____ The data
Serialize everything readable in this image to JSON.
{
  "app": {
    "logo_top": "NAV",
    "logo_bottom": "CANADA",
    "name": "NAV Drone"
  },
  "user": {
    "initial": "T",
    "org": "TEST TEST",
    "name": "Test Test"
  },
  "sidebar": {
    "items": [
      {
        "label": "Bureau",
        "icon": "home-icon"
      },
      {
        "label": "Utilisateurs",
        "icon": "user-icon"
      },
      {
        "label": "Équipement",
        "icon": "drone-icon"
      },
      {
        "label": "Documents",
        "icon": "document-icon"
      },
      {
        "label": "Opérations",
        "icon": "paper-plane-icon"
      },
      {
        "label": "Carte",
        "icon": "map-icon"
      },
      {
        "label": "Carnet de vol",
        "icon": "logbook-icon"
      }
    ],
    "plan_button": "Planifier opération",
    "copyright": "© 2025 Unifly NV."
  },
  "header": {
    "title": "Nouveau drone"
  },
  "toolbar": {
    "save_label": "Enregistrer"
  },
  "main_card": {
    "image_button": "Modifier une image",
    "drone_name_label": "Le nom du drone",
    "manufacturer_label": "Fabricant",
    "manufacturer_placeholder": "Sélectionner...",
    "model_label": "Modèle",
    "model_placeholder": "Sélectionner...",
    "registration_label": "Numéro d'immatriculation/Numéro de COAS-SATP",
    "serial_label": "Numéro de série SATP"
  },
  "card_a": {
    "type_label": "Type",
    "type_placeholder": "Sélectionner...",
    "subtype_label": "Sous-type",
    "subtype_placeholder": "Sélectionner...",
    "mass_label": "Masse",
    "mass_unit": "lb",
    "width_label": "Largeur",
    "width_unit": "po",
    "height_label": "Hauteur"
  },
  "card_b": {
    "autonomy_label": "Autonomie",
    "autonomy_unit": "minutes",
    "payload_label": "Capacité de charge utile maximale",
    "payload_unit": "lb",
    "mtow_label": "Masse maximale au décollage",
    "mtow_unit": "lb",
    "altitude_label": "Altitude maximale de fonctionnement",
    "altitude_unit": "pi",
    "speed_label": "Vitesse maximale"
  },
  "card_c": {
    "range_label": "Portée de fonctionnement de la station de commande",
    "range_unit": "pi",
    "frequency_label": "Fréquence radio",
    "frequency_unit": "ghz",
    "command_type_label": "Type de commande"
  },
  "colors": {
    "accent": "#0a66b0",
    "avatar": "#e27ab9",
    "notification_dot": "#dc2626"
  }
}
________
What to do: Give an exact repetition of all the material.

Response to the exercise:
Serialize everything readable in this image to JSON.
{
  "app": {
    "logo_top": "NAV",
    "logo_bottom": "CANADA",
    "name": "NAV Drone"
  },
  "user": {
    "initial": "T",
    "org": "TEST TEST",
    "name": "Test Test"
  },
  "sidebar": {
    "items": [
      {
        "label": "Bureau",
        "icon": "home-icon"
      },
      {
        "label": "Utilisateurs",
        "icon": "user-icon"
      },
      {
        "label": "Équipement",
        "icon": "drone-icon"
      },
      {
        "label": "Documents",
        "icon": "document-icon"
      },
      {
        "label": "Opérations",
        "icon": "paper-plane-icon"
      },
      {
        "label": "Carte",
        "icon": "map-icon"
      },
      {
        "label": "Carnet de vol",
        "icon": "logbook-icon"
      }
    ],
    "plan_button": "Planifier opération",
    "copyright": "© 2025 Unifly NV."
  },
  "header": {
    "title": "Nouveau drone"
  },
  "toolbar": {
    "save_label": "Enregistrer"
  },
  "main_card": {
    "image_button": "Modifier une image",
    "drone_name_label": "Le nom du drone",
    "manufacturer_label": "Fabricant",
    "manufacturer_placeholder": "Sélectionner...",
    "model_label": "Modèle",
    "model_placeholder": "Sélectionner...",
    "registration_label": "Numéro d'immatriculation/Numéro de COAS-SATP",
    "serial_label": "Numéro de série SATP"
  },
  "card_a": {
    "type_label": "Type",
    "type_placeholder": "Sélectionner...",
    "subtype_label": "Sous-type",
    "subtype_placeholder": "Sélectionner...",
    "mass_label": "Masse",
    "mass_unit": "lb",
    "width_label": "Largeur",
    "width_unit": "po",
    "height_label": "Hauteur"
  },
  "card_b": {
    "autonomy_label": "Autonomie",
    "autonomy_unit": "minutes",
    "payload_label": "Capacité de charge utile maximale",
    "payload_unit": "lb",
    "mtow_label": "Masse maximale au décollage",
    "mtow_unit": "lb",
    "altitude_label": "Altitude maximale de fonctionnement",
    "altitude_unit": "pi",
    "speed_label": "Vitesse maximale"
  },
  "card_c": {
    "range_label": "Portée de fonctionnement de la station de commande",
    "range_unit": "pi",
    "frequency_label": "Fréquence radio",
    "frequency_unit": "ghz",
    "command_type_label": "Type de commande"
  },
  "colors": {
    "accent": "#0a66b0",
    "avatar": "#e27ab9",
    "notification_dot": "#dc2626"
  }
}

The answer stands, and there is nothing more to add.